Scan the records and identify every line in which the string "title" occurs, then return those lines.

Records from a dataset
━━━━

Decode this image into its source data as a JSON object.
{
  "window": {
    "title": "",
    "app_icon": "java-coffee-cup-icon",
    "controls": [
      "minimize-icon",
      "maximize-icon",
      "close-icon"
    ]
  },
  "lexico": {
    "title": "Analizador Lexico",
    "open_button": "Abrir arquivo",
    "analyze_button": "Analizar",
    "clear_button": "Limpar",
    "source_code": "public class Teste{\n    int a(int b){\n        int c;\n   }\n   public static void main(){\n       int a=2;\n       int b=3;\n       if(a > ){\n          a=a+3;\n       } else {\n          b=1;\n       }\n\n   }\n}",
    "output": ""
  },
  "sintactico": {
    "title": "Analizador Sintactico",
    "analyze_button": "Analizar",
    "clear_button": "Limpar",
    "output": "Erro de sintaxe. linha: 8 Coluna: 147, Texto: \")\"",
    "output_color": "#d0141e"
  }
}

━━━━

CORRECT ANSWER
    "title": "",
    "title": "Analizador Lexico",
    "title": "Analizador Sintactico",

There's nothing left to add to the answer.